● WHAT YOU HAVE TO DO
Which lines below hold the word "DRIVE"? Report each one.
※
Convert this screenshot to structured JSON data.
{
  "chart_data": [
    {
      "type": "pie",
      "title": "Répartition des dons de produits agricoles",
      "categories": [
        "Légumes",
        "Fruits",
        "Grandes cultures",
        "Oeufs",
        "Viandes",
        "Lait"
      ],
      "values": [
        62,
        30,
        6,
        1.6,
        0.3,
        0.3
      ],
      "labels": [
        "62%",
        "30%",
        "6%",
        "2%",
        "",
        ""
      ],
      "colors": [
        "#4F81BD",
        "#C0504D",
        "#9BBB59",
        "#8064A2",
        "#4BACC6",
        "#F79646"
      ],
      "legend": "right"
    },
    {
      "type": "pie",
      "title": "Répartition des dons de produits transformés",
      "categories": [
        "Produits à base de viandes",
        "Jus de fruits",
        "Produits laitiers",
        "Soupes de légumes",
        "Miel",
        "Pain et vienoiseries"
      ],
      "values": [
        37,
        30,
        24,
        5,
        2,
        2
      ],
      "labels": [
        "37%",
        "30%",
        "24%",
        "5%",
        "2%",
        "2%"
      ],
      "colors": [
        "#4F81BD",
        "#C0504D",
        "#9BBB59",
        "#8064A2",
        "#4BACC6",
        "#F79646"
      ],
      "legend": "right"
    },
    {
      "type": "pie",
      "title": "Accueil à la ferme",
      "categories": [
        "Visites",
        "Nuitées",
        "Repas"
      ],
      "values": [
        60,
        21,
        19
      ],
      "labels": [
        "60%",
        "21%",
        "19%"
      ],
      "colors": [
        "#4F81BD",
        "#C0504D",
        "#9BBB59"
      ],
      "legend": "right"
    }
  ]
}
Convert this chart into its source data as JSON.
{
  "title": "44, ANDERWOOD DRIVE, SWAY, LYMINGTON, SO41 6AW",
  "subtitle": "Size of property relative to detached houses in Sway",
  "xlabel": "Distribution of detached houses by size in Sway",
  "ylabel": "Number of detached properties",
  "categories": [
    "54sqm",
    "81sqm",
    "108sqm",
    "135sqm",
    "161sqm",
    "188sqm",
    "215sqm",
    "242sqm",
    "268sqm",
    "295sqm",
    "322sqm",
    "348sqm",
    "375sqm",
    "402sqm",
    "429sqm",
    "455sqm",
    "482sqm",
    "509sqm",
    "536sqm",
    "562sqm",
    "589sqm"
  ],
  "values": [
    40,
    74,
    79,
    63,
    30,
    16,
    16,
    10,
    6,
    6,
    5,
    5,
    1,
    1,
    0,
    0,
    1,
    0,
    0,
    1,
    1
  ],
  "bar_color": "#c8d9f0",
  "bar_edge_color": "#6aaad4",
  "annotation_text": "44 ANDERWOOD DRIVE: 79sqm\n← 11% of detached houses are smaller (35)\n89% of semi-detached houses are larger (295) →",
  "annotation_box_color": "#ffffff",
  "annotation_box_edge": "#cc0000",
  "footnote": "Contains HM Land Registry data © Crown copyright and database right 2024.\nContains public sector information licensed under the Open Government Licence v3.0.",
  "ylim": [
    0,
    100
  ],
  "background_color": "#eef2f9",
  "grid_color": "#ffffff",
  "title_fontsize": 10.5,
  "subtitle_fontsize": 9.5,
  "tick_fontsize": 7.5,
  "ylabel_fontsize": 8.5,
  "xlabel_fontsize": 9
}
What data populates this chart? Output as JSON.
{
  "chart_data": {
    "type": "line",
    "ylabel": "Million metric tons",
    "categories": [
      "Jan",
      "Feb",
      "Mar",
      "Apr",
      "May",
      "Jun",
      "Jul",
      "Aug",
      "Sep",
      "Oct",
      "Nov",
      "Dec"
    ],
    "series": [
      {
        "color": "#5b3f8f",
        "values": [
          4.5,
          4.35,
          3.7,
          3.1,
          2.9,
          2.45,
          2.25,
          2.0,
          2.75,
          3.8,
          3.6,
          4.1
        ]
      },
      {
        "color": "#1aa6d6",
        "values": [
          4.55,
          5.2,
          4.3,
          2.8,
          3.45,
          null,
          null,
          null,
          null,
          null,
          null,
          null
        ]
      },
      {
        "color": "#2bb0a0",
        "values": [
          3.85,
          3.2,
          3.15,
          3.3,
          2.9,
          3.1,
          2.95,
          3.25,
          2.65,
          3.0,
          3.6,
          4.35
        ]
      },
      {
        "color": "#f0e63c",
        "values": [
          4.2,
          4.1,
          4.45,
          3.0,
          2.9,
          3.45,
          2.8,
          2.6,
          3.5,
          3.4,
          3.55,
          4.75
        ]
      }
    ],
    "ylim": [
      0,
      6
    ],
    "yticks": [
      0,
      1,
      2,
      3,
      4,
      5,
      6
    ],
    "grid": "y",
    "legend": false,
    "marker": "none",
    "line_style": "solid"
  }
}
※
● RESULT FOR THIS TASK
  "title": "44, ANDERWOOD DRIVE, SWAY, LYMINGTON, SO41 6AW",
  "annotation_text": "44 ANDERWOOD DRIVE: 79sqm\n← 11% of detached houses are smaller (35)\n89% of semi-detached houses are larger (295) →",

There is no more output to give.